▸ What needs to be done
Extract verbatim the listing lines starting at the line containing "chart-subtitle: Handwerkskammer Münster" and ending at the last line of the listing, with both endpoints included.

▸ Extracted data

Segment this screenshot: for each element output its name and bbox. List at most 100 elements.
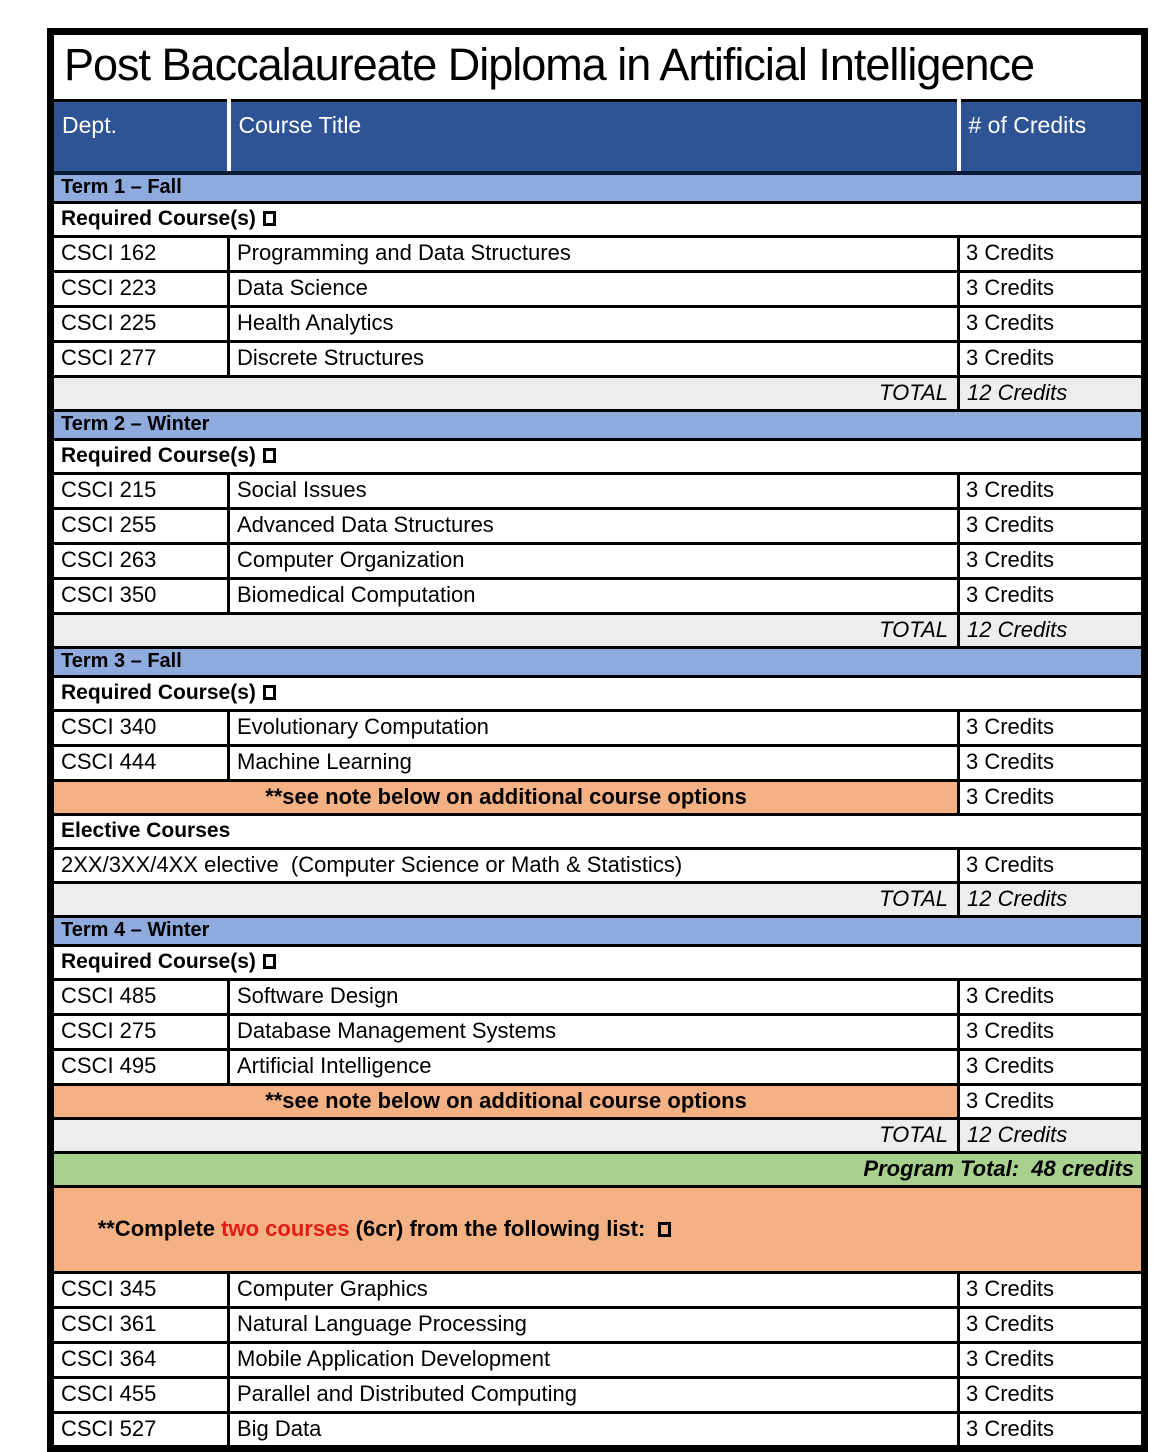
column-header-dept: Dept. — [50, 100, 229, 175]
course-title-cell: Natural Language Processing — [227, 1305, 960, 1344]
term-header-row: Term 3 – Fall — [48, 645, 1147, 678]
course-row: CSCI 444 Machine Learning 3 Credits — [49, 743, 1147, 782]
total-row: TOTAL 12 Credits — [49, 880, 1147, 918]
course-row: CSCI 277 Discrete Structures 3 Credits — [49, 339, 1147, 378]
page-title: Post Baccalaureate Diploma in Artificial… — [50, 31, 1145, 102]
complete-note-prefix: **Complete — [97, 1215, 222, 1241]
credits-cell: 3 Credits — [956, 977, 1147, 1016]
course-row: CSCI 255 Advanced Data Structures 3 Cred… — [49, 506, 1147, 545]
course-row: CSCI 350 Biomedical Computation 3 Credit… — [49, 576, 1147, 615]
program-total-row: Program Total: 48 credits — [48, 1150, 1147, 1188]
dept-cell: CSCI 485 — [49, 977, 230, 1016]
credits-cell: 3 Credits — [956, 708, 1147, 747]
note-row: **see note below on additional course op… — [49, 778, 1147, 816]
dept-cell: CSCI 277 — [49, 339, 230, 378]
section-subheader-row: Elective Courses — [48, 812, 1147, 850]
course-row: CSCI 263 Computer Organization 3 Credits — [49, 541, 1147, 580]
course-title-cell: Machine Learning — [227, 743, 960, 782]
dept-cell: CSCI 527 — [49, 1410, 230, 1450]
course-title-cell: Big Data — [227, 1410, 960, 1450]
elective-row: 2XX/3XX/4XX elective (Computer Science o… — [49, 846, 1147, 884]
course-title-cell: Computer Graphics — [227, 1270, 960, 1309]
checkbox-icon — [262, 953, 276, 969]
column-header-course-title: Course Title — [226, 100, 959, 175]
total-credits-cell: 12 Credits — [956, 1116, 1147, 1154]
note-row: **see note below on additional course op… — [49, 1082, 1147, 1120]
total-label: TOTAL — [49, 880, 960, 918]
checkbox-icon — [262, 210, 276, 226]
course-title-cell: Evolutionary Computation — [227, 708, 960, 747]
section-subheader-label: Required Course(s) — [61, 443, 256, 467]
course-row: CSCI 527 Big Data 3 Credits — [49, 1410, 1147, 1450]
credits-cell: 3 Credits — [956, 1375, 1147, 1414]
course-title-cell: Health Analytics — [227, 304, 960, 343]
section-subheader-row: Required Course(s) — [48, 200, 1147, 238]
document-page: Post Baccalaureate Diploma in Artificial… — [47, 28, 1149, 1452]
course-row: CSCI 225 Health Analytics 3 Credits — [49, 304, 1147, 343]
dept-cell: CSCI 361 — [49, 1305, 230, 1344]
credits-cell: 3 Credits — [956, 541, 1147, 580]
section-subheader-label: Required Course(s) — [61, 949, 256, 973]
credits-cell: 3 Credits — [956, 778, 1147, 816]
course-title-cell: Social Issues — [227, 471, 960, 510]
section-subheader-label: Elective Courses — [61, 818, 231, 842]
total-label: TOTAL — [49, 374, 960, 412]
checkbox-icon — [262, 447, 276, 463]
total-label: TOTAL — [49, 611, 960, 649]
complete-note-suffix: (6cr) from the following list: — [349, 1215, 652, 1241]
course-row: CSCI 361 Natural Language Processing 3 C… — [49, 1305, 1147, 1344]
credits-cell: 3 Credits — [956, 339, 1147, 378]
credits-cell: 3 Credits — [956, 234, 1147, 273]
column-header-row: Dept. Course Title # of Credits — [50, 100, 1145, 175]
elective-text: 2XX/3XX/4XX elective (Computer Science o… — [49, 846, 960, 884]
checkbox-icon — [262, 684, 276, 700]
course-row: CSCI 455 Parallel and Distributed Comput… — [49, 1375, 1147, 1414]
term-header-row: Term 2 – Winter — [48, 408, 1147, 441]
dept-cell: CSCI 444 — [49, 743, 230, 782]
course-row: CSCI 215 Social Issues 3 Credits — [49, 471, 1147, 510]
course-title-cell: Artificial Intelligence — [227, 1047, 960, 1086]
dept-cell: CSCI 255 — [49, 506, 230, 545]
dept-cell: CSCI 455 — [49, 1375, 230, 1414]
total-credits-cell: 12 Credits — [956, 374, 1147, 412]
total-row: TOTAL 12 Credits — [49, 374, 1147, 412]
credits-cell: 3 Credits — [956, 1047, 1147, 1086]
course-title-cell: Software Design — [227, 977, 960, 1016]
credits-cell: 3 Credits — [956, 304, 1147, 343]
term-header-label: Term 2 – Winter — [48, 408, 1147, 441]
total-credits-cell: 12 Credits — [956, 611, 1147, 649]
column-header-credits: # of Credits — [956, 100, 1145, 175]
course-title-cell: Database Management Systems — [227, 1012, 960, 1051]
checkbox-icon — [658, 1221, 672, 1237]
credits-cell: 3 Credits — [956, 506, 1147, 545]
course-title-cell: Computer Organization — [227, 541, 960, 580]
section-subheader-row: Required Course(s) — [48, 437, 1147, 475]
term-header-row: Term 1 – Fall — [48, 171, 1147, 204]
section-subheader-label: Required Course(s) — [61, 206, 256, 230]
credits-cell: 3 Credits — [956, 269, 1147, 308]
course-row: CSCI 495 Artificial Intelligence 3 Credi… — [49, 1047, 1147, 1086]
term-header-label: Term 4 – Winter — [48, 914, 1147, 947]
section-subheader-row: Required Course(s) — [48, 943, 1147, 981]
total-row: TOTAL 12 Credits — [49, 611, 1147, 649]
dept-cell: CSCI 162 — [49, 234, 230, 273]
section-subheader-row: Required Course(s) — [48, 674, 1147, 712]
credits-cell: 3 Credits — [956, 846, 1147, 884]
program-table: Post Baccalaureate Diploma in Artificial… — [47, 28, 1149, 1452]
dept-cell: CSCI 345 — [49, 1270, 230, 1309]
credits-cell: 3 Credits — [956, 743, 1147, 782]
credits-cell: 3 Credits — [956, 576, 1147, 615]
course-title-cell: Advanced Data Structures — [227, 506, 960, 545]
dept-cell: CSCI 223 — [49, 269, 230, 308]
course-title-cell: Mobile Application Development — [227, 1340, 960, 1379]
dept-cell: CSCI 215 — [49, 471, 230, 510]
credits-cell: 3 Credits — [956, 1340, 1147, 1379]
course-title-cell: Discrete Structures — [227, 339, 960, 378]
credits-cell: 3 Credits — [956, 1410, 1147, 1450]
section-subheader-label: Required Course(s) — [61, 680, 256, 704]
dept-cell: CSCI 364 — [49, 1340, 230, 1379]
credits-cell: 3 Credits — [956, 471, 1147, 510]
course-row: CSCI 364 Mobile Application Development … — [49, 1340, 1147, 1379]
term-header-label: Term 3 – Fall — [48, 645, 1147, 678]
credits-cell: 3 Credits — [956, 1012, 1147, 1051]
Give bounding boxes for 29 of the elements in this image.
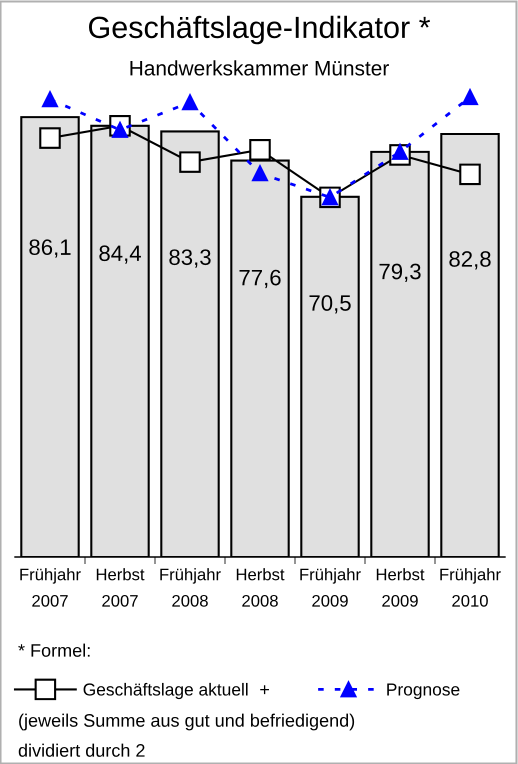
chart-subtitle: Handwerkskammer Münster (130, 60, 389, 76)
x-tick-label: Frühjahr 2007 (20, 568, 81, 607)
legend-label: Geschäftslage aktuell (84, 682, 248, 700)
data-label: 82,8 (449, 251, 491, 270)
data-label: 86,1 (29, 239, 71, 258)
x-tick-label: Herbst 2008 (236, 568, 284, 607)
point (182, 94, 198, 110)
point (39, 127, 61, 149)
chart-title: Geschäftslage-Indikator * (89, 16, 430, 44)
x-tick-label: Herbst 2007 (96, 568, 144, 607)
x-tick-label: Frühjahr 2009 (300, 568, 361, 607)
data-label: 70,5 (310, 295, 351, 314)
text: (jeweils Summe aus gut und befriedigend) (19, 714, 354, 730)
point (252, 165, 268, 182)
data-label: 83,3 (169, 249, 211, 268)
data-label: 84,4 (99, 245, 141, 264)
data-label: 79,3 (380, 264, 421, 282)
point (42, 91, 58, 108)
point (459, 164, 481, 186)
data-label: 77,6 (240, 270, 281, 288)
point (462, 89, 478, 106)
x-tick-label: Herbst 2009 (376, 568, 424, 607)
text: dividiert durch 2 (18, 744, 145, 757)
x-tick-label: Frühjahr 2010 (440, 568, 501, 607)
text: + (260, 685, 269, 694)
text: * Formel: (18, 644, 90, 657)
x-tick-label: Frühjahr 2008 (160, 568, 221, 607)
point (179, 151, 201, 173)
legend-label: Prognose (387, 684, 460, 700)
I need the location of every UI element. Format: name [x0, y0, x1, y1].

▸ Finished task
chart-subtitle: Handwerkskammer Münster (130, 60, 389, 76)
x-tick-label: Frühjahr 2007 (20, 568, 81, 607)
legend-label: Geschäftslage aktuell (84, 682, 248, 700)
data-label: 82,8 (449, 251, 491, 270)
data-label: 86,1 (29, 239, 71, 258)
x-tick-label: Herbst 2008 (236, 568, 284, 607)
point (182, 94, 198, 110)
point (39, 127, 61, 149)
chart-title: Geschäftslage-Indikator * (89, 16, 430, 44)
x-tick-label: Herbst 2007 (96, 568, 144, 607)
x-tick-label: Frühjahr 2009 (300, 568, 361, 607)
data-label: 70,5 (310, 295, 351, 314)
text: (jeweils Summe aus gut und befriedigend) (19, 714, 354, 730)
point (252, 165, 268, 182)
data-label: 83,3 (169, 249, 211, 268)
data-label: 84,4 (99, 245, 141, 264)
data-label: 79,3 (380, 264, 421, 282)
point (42, 91, 58, 108)
point (459, 164, 481, 186)
data-label: 77,6 (240, 270, 281, 288)
point (462, 89, 478, 106)
x-tick-label: Herbst 2009 (376, 568, 424, 607)
text: dividiert durch 2 (18, 744, 145, 757)
x-tick-label: Frühjahr 2010 (440, 568, 501, 607)
text: + (260, 685, 269, 694)
text: * Formel: (18, 644, 90, 657)
x-tick-label: Frühjahr 2008 (160, 568, 221, 607)
point (179, 151, 201, 173)
legend-label: Prognose (387, 684, 460, 700)
I need the location of every UI element. Format: name [x0, y0, x1, y1].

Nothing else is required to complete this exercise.